__Exercise task__: Copy the listing from the line with "Segment this screenshot: for" to the line with "failed-get-row[interactable]: 12 get", changing "sidebar-collapse-button" to "sidebar-toggle-button" and leaving everything else untouched.

__Records provided__:
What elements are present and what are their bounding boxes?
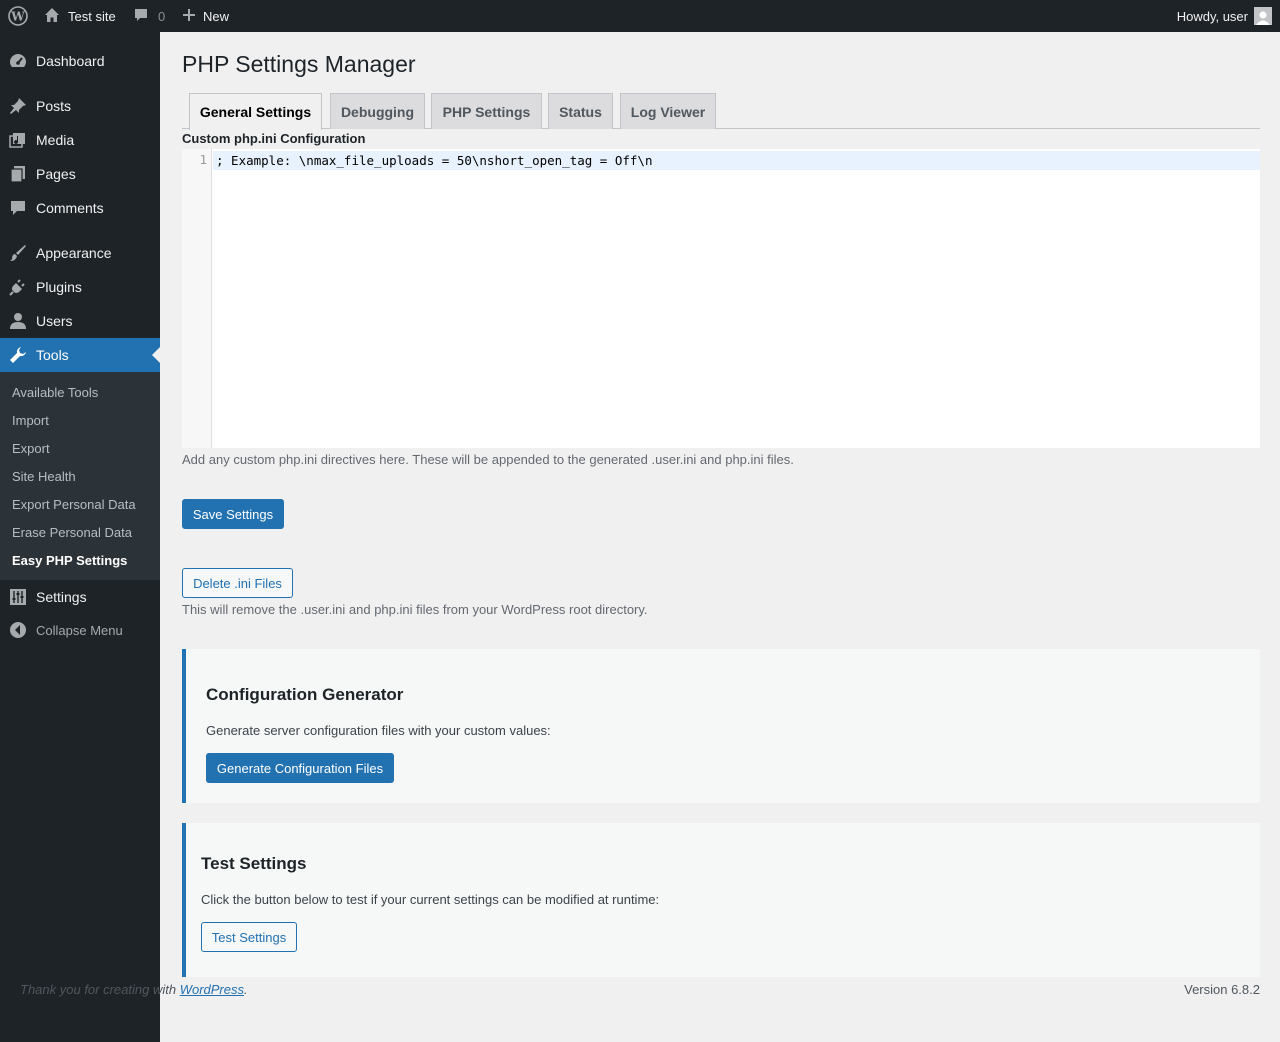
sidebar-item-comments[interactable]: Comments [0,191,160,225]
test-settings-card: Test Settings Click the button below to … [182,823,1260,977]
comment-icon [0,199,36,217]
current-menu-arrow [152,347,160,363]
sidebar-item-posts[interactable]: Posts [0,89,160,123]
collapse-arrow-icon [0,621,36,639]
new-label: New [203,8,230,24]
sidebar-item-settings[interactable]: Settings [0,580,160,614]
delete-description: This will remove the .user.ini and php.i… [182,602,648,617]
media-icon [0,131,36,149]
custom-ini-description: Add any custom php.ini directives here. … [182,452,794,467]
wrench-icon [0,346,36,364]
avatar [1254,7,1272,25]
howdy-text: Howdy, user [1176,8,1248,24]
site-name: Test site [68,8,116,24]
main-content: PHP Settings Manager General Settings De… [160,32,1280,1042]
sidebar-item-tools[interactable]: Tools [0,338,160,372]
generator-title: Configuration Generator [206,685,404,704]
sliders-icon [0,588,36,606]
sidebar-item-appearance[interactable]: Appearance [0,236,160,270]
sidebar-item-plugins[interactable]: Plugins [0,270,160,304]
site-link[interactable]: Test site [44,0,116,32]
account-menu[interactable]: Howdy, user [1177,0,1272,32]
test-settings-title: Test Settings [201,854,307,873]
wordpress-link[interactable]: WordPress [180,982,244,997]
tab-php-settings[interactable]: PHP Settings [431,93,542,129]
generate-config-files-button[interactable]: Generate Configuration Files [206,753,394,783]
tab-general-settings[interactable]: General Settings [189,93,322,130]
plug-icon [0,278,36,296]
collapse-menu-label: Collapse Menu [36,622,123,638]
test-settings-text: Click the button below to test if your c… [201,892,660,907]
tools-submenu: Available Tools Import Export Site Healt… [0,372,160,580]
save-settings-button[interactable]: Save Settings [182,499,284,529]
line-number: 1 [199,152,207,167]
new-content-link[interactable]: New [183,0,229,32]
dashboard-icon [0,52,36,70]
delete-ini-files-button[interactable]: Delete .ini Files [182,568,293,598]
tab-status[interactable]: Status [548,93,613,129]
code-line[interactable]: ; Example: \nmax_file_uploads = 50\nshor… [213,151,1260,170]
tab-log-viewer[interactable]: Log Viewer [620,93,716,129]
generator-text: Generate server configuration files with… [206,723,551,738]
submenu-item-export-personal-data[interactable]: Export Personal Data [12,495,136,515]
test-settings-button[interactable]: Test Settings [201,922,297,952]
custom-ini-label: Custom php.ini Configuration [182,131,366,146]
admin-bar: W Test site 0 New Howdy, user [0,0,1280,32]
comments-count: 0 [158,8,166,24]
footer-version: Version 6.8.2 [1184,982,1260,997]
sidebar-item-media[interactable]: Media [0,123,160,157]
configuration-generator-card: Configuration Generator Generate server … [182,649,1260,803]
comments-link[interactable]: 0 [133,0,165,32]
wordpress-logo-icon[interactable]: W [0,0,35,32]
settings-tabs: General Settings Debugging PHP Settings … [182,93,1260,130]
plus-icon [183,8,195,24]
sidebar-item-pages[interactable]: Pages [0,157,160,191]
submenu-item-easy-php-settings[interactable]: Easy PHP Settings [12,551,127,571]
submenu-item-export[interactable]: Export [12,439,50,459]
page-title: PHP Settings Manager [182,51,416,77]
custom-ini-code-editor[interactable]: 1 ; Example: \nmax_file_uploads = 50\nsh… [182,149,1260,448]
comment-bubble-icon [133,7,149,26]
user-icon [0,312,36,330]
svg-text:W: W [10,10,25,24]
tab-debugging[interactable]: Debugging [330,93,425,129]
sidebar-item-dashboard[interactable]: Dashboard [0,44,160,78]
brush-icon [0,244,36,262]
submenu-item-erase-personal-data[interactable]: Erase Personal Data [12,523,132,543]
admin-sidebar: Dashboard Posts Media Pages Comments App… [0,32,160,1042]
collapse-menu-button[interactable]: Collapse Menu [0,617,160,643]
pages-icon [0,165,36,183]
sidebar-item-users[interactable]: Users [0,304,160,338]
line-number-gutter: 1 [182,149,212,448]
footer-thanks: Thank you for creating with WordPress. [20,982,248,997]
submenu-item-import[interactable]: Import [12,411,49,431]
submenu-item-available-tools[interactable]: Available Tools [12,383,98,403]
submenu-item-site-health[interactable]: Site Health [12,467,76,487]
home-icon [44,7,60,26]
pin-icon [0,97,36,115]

...

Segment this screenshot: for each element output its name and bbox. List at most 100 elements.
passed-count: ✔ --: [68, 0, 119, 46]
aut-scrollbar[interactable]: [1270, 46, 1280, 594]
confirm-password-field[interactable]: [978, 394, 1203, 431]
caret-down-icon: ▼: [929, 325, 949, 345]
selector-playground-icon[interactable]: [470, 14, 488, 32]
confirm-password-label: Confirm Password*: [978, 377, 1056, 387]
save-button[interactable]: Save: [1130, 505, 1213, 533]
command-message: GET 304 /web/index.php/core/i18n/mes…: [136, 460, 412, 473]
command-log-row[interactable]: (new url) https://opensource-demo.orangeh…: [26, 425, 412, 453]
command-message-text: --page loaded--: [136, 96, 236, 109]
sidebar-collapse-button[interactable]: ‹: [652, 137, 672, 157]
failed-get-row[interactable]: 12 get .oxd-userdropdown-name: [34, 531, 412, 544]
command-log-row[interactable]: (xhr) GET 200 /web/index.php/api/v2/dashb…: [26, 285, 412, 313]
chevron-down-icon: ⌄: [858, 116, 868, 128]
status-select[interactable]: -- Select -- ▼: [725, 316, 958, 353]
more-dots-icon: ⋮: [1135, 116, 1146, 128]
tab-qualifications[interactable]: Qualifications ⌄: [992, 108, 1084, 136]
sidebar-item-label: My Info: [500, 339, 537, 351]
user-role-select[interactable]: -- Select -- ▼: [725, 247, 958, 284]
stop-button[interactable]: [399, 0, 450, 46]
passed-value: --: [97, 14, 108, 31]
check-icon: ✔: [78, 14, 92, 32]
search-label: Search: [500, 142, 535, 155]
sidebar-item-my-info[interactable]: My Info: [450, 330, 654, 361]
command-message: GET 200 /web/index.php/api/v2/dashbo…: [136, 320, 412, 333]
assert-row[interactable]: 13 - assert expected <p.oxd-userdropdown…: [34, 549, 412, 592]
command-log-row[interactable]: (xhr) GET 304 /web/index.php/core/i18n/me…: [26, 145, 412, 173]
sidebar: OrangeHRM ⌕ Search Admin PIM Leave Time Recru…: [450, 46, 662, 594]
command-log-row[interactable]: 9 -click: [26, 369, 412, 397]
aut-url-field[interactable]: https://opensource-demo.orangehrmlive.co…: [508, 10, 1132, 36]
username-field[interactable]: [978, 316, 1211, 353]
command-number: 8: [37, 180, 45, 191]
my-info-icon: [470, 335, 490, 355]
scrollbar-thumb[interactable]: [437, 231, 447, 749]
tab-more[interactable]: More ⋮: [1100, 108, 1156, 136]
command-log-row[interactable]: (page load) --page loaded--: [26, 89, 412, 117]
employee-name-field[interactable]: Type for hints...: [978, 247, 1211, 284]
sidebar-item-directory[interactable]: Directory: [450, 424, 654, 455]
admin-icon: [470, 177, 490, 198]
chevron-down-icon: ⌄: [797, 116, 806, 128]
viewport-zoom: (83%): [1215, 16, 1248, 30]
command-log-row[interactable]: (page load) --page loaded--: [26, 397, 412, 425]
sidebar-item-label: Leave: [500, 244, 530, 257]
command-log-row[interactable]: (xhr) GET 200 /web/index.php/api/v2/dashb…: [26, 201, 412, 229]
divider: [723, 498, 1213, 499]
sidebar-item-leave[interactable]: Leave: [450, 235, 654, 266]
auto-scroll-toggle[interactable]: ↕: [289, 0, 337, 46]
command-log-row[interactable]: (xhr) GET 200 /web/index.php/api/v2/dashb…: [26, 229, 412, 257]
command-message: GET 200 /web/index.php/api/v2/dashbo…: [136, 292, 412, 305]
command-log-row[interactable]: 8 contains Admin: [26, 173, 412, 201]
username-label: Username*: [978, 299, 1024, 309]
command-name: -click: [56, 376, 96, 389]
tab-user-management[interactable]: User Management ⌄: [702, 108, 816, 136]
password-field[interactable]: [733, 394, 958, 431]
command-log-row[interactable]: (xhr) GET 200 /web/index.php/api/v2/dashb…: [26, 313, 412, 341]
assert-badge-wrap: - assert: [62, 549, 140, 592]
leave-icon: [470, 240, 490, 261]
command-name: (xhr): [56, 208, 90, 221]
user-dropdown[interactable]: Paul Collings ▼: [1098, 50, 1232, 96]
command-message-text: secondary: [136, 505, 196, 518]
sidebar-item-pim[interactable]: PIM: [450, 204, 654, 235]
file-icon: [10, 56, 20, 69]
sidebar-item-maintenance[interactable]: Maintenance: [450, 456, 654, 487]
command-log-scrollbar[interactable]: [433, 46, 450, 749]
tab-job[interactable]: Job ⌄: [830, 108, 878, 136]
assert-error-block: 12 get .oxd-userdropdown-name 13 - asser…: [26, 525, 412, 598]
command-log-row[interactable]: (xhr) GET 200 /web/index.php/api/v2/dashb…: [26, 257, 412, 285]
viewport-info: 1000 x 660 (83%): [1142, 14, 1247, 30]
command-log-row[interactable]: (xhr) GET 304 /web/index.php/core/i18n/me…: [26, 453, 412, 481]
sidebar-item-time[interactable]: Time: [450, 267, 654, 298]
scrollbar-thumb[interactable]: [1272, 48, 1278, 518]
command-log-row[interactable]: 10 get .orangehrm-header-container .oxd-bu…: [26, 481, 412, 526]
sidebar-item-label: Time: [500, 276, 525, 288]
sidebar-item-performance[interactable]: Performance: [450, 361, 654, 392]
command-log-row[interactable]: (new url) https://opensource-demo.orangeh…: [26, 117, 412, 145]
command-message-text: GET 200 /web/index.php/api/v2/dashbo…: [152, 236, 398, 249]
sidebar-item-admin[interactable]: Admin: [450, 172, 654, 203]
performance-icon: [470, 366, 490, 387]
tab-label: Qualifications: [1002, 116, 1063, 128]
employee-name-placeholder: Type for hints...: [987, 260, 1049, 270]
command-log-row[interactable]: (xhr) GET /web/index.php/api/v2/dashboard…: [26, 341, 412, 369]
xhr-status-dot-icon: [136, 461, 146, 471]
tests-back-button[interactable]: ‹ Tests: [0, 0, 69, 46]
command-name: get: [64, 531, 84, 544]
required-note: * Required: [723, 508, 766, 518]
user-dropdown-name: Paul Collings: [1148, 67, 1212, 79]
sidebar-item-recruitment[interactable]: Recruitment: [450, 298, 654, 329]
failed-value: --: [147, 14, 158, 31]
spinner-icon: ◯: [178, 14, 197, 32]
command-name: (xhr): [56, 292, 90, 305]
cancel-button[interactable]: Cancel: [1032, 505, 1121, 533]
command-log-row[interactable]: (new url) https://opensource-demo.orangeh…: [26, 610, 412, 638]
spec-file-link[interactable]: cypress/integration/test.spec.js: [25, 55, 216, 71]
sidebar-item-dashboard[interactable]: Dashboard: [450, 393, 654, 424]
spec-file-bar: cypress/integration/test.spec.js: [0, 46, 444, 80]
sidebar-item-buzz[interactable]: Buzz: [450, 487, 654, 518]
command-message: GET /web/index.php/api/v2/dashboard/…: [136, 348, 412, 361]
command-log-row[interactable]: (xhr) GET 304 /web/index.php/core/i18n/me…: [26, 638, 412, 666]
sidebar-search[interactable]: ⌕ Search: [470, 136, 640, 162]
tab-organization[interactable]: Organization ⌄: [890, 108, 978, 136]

---

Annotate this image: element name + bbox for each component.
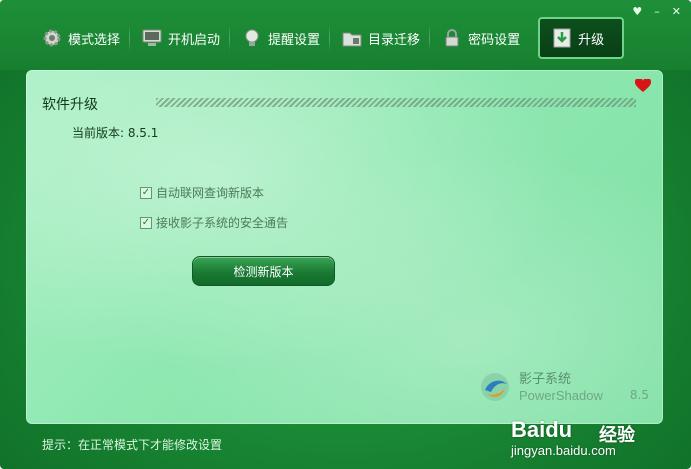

__Answer for the task__:
Segment this screenshot: for each element output its name and bbox. List at most 100 elements.
passed-count: ✔ --: [68, 0, 119, 46]
aut-scrollbar[interactable]: [1270, 46, 1280, 594]
confirm-password-field[interactable]: [978, 394, 1203, 431]
caret-down-icon: ▼: [929, 325, 949, 345]
selector-playground-icon[interactable]: [470, 14, 488, 32]
confirm-password-label: Confirm Password*: [978, 377, 1056, 387]
save-button[interactable]: Save: [1130, 505, 1213, 533]
command-message: GET 304 /web/index.php/core/i18n/mes…: [136, 460, 412, 473]
command-log-row[interactable]: (new url) https://opensource-demo.orangeh…: [26, 425, 412, 453]
command-message-text: --page loaded--: [136, 96, 236, 109]
sidebar-toggle-button[interactable]: ‹: [652, 137, 672, 157]
failed-get-row[interactable]: 12 get .oxd-userdropdown-name: [34, 531, 412, 544]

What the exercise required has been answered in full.